_Exercise details_
Wherever "الرضى" appears in a line, list that line.

Extracted records
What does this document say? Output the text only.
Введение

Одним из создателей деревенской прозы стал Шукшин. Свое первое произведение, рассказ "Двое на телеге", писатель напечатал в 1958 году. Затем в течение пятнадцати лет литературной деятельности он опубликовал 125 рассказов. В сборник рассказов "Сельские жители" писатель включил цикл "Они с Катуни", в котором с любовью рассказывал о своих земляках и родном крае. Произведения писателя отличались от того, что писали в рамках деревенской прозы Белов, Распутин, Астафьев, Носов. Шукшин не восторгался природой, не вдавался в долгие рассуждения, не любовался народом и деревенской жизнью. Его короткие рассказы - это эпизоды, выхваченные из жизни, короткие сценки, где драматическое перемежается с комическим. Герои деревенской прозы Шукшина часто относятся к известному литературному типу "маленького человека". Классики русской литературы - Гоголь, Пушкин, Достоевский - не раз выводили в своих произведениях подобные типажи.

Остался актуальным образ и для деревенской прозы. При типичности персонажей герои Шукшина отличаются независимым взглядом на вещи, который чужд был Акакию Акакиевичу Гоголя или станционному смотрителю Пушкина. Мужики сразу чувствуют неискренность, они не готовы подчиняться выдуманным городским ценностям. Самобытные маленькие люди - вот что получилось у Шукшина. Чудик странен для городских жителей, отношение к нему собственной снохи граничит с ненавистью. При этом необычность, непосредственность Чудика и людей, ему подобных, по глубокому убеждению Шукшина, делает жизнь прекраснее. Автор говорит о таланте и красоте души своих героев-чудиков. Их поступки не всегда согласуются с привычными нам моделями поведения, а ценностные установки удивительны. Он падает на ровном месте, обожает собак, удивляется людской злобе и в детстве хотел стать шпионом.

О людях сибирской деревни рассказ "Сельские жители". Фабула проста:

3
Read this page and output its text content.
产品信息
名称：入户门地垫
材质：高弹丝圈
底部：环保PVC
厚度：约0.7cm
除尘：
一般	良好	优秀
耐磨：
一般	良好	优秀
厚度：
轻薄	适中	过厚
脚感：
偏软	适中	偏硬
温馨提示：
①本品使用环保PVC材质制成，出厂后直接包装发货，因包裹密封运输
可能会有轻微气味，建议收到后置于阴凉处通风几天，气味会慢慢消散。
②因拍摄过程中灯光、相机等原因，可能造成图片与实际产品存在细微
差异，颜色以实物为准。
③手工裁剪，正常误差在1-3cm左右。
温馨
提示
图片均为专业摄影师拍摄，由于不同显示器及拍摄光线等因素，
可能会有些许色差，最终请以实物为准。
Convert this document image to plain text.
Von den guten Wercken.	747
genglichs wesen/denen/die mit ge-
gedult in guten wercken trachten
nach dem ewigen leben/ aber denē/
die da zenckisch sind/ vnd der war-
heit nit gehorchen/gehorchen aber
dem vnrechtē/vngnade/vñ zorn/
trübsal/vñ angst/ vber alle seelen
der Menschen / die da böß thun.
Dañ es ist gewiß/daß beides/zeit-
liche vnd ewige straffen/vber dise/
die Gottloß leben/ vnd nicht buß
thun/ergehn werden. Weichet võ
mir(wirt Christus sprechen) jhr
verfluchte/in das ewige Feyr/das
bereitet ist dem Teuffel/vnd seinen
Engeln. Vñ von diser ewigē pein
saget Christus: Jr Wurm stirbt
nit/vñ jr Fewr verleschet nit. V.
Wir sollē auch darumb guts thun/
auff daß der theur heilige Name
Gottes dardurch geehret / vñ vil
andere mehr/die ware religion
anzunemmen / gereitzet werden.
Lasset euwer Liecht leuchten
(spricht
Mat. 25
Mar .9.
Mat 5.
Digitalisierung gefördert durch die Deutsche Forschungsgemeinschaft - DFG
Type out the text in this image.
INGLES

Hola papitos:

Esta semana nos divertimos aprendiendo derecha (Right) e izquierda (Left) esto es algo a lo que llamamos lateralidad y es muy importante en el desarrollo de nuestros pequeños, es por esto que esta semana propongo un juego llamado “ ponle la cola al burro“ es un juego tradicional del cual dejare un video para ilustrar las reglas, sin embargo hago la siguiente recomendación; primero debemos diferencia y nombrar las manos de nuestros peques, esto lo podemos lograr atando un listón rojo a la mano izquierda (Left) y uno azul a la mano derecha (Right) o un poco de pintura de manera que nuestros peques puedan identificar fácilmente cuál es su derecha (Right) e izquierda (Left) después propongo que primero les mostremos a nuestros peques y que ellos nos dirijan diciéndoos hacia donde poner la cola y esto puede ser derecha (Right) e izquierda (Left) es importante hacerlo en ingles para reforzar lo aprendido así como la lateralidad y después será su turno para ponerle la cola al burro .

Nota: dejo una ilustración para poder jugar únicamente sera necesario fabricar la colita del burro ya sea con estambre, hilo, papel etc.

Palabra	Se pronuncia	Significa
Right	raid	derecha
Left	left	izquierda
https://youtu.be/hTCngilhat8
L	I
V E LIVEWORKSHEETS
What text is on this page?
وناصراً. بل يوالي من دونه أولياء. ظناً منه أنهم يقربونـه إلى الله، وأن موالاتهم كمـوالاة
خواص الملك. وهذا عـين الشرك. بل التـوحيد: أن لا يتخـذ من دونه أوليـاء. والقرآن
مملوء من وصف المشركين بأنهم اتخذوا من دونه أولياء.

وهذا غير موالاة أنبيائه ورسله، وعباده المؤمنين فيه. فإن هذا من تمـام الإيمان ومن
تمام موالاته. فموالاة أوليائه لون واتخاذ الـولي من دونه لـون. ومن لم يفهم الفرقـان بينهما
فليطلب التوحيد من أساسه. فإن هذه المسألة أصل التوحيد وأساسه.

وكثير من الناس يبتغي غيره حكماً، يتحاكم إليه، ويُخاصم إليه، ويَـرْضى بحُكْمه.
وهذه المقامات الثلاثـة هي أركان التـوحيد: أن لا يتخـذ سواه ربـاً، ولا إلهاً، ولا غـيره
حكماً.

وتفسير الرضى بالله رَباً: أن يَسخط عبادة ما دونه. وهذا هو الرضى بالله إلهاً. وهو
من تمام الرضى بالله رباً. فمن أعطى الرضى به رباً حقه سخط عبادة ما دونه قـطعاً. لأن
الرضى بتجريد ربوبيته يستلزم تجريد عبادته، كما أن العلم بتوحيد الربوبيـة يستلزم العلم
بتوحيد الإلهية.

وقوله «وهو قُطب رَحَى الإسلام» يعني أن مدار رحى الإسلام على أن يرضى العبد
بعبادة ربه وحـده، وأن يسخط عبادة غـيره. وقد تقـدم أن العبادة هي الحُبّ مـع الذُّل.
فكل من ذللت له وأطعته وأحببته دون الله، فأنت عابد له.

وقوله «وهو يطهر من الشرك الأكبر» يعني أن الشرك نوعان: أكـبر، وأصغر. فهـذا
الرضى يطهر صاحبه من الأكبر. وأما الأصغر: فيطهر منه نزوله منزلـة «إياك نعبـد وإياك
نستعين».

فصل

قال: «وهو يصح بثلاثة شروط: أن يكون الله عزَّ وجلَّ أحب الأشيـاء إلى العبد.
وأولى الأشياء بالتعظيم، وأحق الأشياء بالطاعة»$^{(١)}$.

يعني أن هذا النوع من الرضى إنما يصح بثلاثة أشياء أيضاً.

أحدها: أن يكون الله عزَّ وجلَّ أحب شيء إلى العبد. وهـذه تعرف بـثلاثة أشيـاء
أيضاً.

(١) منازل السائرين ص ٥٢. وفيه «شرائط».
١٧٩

_Worked answer_
وتفسير الرضى بالله رَباً: أن يَسخط عبادة ما دونه. وهذا هو الرضى بالله إلهاً. وهو
من تمام الرضى بالله رباً. فمن أعطى الرضى به رباً حقه سخط عبادة ما دونه قـطعاً. لأن
الرضى بتجريد ربوبيته يستلزم تجريد عبادته، كما أن العلم بتوحيد الربوبيـة يستلزم العلم
الرضى يطهر صاحبه من الأكبر. وأما الأصغر: فيطهر منه نزوله منزلـة «إياك نعبـد وإياك
يعني أن هذا النوع من الرضى إنما يصح بثلاثة أشياء أيضاً.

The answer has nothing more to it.